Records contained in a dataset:
****************************************

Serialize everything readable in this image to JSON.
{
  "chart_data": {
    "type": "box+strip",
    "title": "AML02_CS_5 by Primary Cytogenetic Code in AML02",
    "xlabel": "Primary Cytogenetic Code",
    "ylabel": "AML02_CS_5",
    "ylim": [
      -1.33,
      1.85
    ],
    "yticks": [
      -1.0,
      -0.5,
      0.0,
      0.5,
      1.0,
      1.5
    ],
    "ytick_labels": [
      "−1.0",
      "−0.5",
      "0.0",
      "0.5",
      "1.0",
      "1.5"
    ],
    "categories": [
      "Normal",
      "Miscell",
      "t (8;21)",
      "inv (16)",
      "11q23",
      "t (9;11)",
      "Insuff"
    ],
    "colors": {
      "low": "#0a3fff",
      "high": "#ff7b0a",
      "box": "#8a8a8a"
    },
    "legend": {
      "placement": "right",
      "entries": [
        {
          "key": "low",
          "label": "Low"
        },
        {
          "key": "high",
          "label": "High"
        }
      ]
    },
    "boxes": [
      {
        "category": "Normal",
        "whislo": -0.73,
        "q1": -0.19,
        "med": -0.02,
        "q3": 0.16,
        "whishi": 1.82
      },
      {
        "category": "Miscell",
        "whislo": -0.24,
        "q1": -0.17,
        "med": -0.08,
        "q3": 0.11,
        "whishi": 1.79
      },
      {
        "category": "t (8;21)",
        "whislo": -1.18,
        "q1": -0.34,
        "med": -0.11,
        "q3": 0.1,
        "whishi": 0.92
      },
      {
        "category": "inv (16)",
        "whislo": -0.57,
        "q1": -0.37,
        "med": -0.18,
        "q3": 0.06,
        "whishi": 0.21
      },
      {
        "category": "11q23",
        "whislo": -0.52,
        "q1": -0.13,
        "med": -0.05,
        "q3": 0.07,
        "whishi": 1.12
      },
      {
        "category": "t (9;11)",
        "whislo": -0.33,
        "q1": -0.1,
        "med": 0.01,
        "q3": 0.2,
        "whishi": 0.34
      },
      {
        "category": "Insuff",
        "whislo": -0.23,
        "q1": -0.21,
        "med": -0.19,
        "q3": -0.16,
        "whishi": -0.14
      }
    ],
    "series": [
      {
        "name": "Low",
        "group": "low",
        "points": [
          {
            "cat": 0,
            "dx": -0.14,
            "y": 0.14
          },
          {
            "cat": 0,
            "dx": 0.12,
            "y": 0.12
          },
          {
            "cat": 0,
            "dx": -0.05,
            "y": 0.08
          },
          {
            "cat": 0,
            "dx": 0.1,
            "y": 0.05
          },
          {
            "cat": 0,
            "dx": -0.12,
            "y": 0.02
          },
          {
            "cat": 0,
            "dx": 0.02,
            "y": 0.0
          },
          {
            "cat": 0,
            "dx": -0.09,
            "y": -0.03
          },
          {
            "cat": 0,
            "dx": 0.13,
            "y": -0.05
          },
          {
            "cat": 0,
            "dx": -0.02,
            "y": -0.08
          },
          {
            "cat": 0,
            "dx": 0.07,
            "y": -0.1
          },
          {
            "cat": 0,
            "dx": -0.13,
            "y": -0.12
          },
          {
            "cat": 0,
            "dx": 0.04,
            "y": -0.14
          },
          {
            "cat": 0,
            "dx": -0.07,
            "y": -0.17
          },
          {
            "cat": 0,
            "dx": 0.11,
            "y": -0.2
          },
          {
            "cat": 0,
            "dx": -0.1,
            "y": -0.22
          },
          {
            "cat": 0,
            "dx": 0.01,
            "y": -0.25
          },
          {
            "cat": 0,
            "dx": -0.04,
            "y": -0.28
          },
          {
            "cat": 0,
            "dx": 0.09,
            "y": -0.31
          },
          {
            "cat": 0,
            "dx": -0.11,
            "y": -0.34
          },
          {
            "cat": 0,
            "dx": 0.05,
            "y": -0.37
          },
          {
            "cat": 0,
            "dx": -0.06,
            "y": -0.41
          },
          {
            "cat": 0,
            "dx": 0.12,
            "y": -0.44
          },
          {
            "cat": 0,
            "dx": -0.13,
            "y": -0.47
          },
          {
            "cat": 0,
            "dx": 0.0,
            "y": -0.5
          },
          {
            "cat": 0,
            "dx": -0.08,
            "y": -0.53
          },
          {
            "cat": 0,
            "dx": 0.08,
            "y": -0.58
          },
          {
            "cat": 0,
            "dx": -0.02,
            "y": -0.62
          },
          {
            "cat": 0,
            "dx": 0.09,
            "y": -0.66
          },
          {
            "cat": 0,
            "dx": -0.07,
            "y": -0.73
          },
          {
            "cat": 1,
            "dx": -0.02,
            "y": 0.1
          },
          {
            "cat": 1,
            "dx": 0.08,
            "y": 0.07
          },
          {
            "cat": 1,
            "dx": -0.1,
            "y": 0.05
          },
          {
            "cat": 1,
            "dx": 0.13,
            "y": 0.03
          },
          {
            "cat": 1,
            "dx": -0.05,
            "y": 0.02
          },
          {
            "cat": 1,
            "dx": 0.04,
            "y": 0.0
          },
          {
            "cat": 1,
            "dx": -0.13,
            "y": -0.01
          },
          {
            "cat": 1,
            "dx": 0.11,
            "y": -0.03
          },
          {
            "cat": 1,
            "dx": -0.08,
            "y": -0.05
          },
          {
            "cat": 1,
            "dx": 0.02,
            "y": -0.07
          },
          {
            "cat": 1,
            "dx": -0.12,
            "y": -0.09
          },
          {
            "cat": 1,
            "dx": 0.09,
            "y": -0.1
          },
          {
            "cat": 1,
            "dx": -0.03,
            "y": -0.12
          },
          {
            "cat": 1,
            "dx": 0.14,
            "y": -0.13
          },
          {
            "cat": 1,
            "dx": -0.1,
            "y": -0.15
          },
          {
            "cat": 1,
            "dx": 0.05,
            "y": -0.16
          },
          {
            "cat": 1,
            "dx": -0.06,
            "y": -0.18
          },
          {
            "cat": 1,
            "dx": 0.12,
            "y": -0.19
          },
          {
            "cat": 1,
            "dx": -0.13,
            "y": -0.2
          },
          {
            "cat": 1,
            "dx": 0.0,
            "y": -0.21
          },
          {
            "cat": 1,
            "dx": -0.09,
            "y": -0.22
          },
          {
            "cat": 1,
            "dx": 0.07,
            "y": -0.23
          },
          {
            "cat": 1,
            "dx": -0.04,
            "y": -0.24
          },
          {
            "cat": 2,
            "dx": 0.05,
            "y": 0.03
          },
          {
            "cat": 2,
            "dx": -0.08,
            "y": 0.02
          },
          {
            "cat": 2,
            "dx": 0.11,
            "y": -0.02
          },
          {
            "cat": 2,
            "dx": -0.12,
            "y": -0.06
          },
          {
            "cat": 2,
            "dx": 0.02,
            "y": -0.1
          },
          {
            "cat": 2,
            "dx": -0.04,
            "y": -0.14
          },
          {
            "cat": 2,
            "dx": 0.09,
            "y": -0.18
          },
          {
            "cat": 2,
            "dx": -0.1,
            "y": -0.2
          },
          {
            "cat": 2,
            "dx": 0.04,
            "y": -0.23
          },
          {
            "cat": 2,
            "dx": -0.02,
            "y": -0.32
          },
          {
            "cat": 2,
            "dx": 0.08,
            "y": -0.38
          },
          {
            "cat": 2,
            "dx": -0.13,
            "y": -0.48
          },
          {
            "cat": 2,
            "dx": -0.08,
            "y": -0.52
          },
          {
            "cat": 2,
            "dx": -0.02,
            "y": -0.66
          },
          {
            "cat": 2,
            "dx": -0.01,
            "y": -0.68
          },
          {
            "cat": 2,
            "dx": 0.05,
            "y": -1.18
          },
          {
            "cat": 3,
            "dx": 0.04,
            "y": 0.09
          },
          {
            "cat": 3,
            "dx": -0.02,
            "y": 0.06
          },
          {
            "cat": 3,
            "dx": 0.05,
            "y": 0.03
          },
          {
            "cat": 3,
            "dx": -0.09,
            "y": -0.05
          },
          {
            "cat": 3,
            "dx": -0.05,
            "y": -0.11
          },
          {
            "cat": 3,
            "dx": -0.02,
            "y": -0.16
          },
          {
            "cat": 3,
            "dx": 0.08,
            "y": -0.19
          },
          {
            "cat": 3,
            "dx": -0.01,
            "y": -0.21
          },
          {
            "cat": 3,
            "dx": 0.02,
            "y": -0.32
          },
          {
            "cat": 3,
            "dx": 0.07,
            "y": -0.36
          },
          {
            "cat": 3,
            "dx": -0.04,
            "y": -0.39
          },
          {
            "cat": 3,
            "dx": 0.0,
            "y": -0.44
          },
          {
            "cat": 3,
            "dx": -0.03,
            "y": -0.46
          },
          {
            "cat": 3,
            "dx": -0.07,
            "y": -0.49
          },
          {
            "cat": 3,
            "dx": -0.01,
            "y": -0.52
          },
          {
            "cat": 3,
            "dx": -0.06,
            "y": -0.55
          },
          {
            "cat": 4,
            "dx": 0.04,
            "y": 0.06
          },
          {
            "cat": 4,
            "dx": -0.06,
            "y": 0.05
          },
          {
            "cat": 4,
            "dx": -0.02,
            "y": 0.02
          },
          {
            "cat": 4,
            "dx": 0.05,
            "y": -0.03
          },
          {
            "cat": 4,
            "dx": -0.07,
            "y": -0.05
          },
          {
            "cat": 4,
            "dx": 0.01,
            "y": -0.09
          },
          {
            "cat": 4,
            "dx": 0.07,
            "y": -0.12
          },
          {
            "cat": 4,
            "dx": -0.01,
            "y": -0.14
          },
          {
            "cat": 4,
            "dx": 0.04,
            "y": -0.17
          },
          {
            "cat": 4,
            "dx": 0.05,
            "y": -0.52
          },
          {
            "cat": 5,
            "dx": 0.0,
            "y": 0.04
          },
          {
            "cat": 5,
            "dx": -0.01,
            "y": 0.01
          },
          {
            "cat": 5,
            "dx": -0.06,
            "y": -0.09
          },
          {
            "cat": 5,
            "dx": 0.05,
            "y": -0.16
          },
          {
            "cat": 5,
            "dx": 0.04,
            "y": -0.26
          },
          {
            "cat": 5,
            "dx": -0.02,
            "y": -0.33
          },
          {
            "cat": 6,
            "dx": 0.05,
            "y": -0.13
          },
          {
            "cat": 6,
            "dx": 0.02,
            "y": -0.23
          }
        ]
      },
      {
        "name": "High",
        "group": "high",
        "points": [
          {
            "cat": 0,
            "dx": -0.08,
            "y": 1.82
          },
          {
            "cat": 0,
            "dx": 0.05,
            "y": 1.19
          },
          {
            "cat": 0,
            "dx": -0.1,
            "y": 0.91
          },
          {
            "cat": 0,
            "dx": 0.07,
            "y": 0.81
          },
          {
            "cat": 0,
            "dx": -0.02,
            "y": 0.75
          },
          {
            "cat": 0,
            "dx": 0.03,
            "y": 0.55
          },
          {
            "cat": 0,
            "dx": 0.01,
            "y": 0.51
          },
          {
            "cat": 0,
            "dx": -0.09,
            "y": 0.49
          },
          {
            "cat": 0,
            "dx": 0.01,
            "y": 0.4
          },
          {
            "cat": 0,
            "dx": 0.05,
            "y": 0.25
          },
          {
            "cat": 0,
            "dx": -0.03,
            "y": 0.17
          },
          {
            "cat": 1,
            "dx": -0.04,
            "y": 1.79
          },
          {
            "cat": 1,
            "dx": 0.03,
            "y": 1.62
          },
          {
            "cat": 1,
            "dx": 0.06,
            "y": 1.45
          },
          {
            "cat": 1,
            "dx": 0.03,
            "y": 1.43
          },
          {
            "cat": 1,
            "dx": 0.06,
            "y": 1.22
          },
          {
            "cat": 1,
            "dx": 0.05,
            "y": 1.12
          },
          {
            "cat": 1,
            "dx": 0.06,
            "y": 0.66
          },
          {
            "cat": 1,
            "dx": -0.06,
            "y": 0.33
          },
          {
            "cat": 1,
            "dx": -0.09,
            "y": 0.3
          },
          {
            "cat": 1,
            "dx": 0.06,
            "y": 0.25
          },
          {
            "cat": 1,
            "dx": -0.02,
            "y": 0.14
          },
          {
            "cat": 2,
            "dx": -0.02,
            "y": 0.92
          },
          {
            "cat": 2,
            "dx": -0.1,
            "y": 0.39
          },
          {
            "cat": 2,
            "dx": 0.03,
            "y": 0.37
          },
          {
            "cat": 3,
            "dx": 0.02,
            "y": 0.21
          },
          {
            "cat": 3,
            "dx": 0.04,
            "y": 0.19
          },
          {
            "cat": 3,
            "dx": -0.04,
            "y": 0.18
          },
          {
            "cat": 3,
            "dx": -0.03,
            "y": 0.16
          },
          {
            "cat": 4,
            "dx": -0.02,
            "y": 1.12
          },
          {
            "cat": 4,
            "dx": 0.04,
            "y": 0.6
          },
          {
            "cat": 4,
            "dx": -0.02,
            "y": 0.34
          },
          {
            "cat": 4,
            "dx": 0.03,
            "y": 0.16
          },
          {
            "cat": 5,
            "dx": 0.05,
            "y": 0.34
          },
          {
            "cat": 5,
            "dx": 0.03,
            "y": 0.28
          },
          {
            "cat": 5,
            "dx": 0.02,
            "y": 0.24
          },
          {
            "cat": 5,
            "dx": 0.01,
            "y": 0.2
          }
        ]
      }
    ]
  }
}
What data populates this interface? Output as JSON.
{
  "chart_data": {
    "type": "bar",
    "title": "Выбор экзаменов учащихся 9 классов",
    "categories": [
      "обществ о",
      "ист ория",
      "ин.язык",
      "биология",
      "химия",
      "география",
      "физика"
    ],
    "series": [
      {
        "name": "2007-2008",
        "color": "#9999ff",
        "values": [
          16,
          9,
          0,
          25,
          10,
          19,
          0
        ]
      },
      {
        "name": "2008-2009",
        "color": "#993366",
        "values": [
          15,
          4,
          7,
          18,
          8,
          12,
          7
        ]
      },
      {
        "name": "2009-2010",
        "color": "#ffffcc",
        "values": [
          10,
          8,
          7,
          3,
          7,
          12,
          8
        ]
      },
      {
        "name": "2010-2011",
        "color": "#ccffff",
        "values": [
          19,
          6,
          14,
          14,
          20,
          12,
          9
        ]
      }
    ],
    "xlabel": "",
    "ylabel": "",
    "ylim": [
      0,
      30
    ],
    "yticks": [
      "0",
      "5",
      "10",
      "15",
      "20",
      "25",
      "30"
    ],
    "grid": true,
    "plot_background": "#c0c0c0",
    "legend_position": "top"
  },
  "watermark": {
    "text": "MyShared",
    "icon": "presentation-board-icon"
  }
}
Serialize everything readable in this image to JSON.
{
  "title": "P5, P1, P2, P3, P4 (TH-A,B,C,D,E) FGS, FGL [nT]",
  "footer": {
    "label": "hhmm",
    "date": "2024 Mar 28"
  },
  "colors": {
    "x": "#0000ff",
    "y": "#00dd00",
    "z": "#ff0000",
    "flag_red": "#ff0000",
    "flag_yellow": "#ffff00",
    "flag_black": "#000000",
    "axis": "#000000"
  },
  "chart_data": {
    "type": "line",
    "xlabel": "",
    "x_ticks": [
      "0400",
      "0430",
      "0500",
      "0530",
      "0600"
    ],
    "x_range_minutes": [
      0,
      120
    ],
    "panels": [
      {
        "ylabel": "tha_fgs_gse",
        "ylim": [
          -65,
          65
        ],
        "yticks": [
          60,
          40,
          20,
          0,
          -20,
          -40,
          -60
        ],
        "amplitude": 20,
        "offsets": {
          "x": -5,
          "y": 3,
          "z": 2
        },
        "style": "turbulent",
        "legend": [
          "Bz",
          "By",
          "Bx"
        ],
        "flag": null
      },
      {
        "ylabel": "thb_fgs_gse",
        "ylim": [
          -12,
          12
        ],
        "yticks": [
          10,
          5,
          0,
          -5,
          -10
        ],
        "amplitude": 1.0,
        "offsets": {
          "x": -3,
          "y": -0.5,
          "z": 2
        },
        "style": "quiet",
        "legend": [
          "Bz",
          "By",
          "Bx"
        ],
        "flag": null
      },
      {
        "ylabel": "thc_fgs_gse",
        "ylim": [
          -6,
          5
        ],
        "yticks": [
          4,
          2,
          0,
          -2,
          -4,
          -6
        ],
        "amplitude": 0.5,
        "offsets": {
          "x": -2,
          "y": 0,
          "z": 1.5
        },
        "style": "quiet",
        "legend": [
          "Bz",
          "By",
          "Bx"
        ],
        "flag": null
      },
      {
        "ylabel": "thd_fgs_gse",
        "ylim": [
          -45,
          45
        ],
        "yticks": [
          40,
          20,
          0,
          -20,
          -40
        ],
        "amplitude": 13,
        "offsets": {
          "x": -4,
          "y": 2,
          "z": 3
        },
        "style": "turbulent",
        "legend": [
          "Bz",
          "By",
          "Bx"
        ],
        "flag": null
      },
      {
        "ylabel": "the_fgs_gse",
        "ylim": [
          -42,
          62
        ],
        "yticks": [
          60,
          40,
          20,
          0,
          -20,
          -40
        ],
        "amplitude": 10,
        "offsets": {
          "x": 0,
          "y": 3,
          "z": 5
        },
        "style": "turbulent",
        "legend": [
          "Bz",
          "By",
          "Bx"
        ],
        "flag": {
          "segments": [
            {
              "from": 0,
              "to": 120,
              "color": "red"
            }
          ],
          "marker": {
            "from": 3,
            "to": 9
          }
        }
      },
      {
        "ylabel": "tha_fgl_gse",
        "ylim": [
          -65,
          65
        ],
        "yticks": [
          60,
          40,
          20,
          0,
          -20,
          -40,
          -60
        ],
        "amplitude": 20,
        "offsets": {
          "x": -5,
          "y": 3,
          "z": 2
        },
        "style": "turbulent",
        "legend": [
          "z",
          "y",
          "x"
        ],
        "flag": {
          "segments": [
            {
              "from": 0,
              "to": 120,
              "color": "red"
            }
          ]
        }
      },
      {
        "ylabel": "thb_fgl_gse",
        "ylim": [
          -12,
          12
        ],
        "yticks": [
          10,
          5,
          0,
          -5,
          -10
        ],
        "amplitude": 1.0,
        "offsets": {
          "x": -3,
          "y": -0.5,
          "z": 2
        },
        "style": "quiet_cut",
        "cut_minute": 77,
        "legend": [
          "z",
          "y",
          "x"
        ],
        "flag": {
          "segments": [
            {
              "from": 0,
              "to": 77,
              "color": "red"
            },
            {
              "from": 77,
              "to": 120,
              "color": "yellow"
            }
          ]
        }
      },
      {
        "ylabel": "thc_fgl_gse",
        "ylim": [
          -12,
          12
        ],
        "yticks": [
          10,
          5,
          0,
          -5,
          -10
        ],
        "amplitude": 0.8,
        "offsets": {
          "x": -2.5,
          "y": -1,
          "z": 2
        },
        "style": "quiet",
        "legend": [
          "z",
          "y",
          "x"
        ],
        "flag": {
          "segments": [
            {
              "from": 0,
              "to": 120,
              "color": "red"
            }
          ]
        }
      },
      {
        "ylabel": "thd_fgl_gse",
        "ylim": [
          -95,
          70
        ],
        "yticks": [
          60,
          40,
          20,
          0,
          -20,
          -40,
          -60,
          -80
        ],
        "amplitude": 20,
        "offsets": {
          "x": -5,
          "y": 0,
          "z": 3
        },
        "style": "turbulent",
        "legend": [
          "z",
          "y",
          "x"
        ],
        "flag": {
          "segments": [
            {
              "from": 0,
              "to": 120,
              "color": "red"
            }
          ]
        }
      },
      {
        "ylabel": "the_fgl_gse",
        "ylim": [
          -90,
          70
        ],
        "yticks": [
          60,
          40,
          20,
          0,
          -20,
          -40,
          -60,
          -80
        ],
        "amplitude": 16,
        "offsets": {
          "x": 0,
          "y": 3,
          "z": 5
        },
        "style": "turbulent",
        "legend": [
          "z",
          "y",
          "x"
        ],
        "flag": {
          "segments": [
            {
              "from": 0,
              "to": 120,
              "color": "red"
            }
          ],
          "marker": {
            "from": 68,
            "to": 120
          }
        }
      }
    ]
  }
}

****************************************

▶ EXERCISE OBJECTIVE
Scan the material above. Return every line containing the string "amplitude".

▶ ANSWER IN FULL
        "amplitude": 20,
        "amplitude": 1.0,
        "amplitude": 0.5,
        "amplitude": 13,
        "amplitude": 10,
        "amplitude": 20,
        "amplitude": 1.0,
        "amplitude": 0.8,
        "amplitude": 20,
        "amplitude": 16,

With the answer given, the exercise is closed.